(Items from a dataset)
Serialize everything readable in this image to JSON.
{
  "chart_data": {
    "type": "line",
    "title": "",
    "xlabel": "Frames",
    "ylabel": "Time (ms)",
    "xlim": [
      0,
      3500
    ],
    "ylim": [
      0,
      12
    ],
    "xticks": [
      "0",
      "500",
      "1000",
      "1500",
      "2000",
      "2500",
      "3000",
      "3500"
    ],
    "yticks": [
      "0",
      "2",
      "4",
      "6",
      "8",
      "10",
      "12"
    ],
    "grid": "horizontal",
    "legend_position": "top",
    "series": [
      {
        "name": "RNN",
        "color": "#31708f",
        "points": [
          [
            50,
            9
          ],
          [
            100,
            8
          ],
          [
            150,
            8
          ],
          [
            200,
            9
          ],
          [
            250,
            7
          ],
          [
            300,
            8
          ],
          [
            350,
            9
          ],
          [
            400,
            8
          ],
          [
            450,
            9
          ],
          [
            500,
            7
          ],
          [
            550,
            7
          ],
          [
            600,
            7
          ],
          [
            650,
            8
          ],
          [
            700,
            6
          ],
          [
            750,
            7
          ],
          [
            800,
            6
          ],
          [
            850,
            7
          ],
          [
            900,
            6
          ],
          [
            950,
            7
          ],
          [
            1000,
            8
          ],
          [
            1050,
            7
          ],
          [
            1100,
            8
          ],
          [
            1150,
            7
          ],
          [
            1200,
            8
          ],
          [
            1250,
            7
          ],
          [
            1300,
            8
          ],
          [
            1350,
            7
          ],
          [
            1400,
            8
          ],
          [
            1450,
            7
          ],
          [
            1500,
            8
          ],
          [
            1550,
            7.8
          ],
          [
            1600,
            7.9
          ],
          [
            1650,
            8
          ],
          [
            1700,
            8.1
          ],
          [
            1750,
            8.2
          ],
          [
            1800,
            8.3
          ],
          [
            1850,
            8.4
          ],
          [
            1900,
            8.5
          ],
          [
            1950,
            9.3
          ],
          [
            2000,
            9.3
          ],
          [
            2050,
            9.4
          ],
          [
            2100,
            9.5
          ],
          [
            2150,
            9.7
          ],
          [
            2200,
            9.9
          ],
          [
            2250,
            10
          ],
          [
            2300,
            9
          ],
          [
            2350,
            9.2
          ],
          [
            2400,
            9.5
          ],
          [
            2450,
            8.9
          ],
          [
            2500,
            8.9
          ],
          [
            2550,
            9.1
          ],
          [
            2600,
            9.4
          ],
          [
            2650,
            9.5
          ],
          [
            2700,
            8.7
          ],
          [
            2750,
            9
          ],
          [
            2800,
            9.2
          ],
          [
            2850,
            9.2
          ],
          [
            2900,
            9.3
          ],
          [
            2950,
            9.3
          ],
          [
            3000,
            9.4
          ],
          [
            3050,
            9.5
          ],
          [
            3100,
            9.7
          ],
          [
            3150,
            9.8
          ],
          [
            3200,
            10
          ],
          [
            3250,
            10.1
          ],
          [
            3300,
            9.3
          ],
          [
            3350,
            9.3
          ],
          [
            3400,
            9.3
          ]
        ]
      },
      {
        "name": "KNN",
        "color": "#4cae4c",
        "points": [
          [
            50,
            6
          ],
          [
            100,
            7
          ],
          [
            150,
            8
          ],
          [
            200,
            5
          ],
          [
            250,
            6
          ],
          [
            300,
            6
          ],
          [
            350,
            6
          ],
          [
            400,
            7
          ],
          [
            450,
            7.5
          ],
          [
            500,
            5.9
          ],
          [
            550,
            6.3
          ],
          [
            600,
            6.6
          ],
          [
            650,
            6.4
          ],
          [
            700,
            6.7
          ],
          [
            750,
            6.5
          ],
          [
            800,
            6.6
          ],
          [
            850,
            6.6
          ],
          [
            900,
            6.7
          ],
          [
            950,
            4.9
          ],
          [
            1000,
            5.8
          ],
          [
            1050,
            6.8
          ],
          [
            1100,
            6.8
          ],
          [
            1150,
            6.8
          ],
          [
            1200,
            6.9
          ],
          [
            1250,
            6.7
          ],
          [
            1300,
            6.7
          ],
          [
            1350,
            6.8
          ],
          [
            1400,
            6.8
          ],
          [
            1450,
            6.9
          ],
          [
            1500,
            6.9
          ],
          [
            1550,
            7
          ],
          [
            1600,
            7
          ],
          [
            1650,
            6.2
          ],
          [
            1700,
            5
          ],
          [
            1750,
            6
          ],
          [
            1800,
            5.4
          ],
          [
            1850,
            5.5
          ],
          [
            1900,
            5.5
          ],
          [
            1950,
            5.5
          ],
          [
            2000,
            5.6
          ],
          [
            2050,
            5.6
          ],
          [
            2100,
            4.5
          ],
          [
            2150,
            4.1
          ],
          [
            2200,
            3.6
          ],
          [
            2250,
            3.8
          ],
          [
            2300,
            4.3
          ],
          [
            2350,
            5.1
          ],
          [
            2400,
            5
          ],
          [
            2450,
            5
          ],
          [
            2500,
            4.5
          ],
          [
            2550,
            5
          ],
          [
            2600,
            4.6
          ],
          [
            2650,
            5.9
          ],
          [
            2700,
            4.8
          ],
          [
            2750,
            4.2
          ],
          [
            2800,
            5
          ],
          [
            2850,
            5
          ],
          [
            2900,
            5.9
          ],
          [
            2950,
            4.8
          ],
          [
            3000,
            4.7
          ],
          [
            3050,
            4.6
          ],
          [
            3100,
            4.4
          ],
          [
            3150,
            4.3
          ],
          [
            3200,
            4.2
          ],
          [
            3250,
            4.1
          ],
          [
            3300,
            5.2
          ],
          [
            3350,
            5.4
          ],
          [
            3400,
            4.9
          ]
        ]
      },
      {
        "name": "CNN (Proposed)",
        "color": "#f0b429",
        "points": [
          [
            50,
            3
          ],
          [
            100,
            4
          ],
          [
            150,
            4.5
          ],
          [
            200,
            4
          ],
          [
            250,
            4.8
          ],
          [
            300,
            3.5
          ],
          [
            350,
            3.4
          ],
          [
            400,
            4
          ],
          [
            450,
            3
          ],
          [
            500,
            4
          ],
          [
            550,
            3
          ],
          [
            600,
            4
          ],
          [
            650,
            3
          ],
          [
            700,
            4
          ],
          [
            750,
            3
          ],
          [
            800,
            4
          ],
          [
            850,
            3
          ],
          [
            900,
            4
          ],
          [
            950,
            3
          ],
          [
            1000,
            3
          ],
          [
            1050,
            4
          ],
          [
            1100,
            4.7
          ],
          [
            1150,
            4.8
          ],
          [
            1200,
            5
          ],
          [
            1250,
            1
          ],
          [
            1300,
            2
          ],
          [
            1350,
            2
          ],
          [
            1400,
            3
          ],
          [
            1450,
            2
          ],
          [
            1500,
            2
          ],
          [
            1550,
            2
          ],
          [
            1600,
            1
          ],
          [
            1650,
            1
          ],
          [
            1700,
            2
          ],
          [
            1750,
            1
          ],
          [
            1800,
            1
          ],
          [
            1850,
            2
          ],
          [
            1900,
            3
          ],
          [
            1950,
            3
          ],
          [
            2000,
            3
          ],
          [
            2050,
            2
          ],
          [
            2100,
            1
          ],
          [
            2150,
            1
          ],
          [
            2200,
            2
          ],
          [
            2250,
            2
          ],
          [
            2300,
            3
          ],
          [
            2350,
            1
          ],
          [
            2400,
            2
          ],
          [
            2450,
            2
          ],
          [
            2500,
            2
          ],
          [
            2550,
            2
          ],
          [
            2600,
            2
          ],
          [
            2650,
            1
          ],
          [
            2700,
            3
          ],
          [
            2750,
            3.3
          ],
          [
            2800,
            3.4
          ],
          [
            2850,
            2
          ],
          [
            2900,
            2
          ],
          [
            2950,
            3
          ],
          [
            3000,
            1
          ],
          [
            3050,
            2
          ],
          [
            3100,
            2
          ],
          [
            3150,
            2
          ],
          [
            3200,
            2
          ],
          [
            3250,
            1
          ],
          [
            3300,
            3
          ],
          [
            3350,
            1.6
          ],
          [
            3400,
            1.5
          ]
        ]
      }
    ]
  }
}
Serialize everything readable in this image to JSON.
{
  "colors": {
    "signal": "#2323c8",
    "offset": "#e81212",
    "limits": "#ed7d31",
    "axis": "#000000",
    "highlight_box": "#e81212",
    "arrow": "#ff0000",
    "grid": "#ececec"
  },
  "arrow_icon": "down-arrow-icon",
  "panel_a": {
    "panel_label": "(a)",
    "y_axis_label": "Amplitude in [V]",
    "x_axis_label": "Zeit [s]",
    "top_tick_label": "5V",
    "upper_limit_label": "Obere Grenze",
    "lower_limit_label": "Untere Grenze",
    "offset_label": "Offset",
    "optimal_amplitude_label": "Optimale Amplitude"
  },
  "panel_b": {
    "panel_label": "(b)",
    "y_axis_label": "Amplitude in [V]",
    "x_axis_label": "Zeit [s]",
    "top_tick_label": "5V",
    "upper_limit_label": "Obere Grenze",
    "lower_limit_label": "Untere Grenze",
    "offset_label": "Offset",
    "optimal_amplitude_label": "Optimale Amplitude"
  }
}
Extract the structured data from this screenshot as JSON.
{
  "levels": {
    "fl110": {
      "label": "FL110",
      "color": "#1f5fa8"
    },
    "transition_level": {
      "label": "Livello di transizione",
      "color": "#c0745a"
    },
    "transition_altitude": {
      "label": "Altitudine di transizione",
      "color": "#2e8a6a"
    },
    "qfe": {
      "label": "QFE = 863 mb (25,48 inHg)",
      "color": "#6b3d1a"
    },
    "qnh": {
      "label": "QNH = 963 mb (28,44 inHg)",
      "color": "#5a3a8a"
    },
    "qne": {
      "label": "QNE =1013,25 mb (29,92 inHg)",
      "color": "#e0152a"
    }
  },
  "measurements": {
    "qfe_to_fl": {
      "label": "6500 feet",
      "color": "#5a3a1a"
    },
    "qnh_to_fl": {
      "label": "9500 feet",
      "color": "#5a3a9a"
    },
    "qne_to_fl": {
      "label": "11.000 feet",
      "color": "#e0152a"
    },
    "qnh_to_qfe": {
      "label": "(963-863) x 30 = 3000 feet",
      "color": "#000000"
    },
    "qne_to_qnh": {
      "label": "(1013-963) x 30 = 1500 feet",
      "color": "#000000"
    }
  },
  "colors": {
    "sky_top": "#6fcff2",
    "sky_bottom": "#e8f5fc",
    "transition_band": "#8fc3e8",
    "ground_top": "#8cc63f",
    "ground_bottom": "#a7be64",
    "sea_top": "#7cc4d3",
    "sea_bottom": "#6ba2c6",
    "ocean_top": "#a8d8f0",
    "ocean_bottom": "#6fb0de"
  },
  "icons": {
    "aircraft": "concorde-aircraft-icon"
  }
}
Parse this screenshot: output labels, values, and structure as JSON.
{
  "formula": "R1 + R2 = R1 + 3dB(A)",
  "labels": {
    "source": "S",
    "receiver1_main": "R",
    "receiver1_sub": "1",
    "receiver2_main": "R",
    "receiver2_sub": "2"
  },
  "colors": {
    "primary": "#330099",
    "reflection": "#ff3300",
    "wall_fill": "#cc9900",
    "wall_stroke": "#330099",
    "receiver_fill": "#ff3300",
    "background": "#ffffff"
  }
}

> WHAT YOU WILL DO
Filter the entries down to the lines containing "inHg". Copy each of those lines.

> RESPONSE TO THIS EXERCISE
      "label": "QFE = 863 mb (25,48 inHg)",
      "label": "QNH = 963 mb (28,44 inHg)",
      "label": "QNE =1013,25 mb (29,92 inHg)",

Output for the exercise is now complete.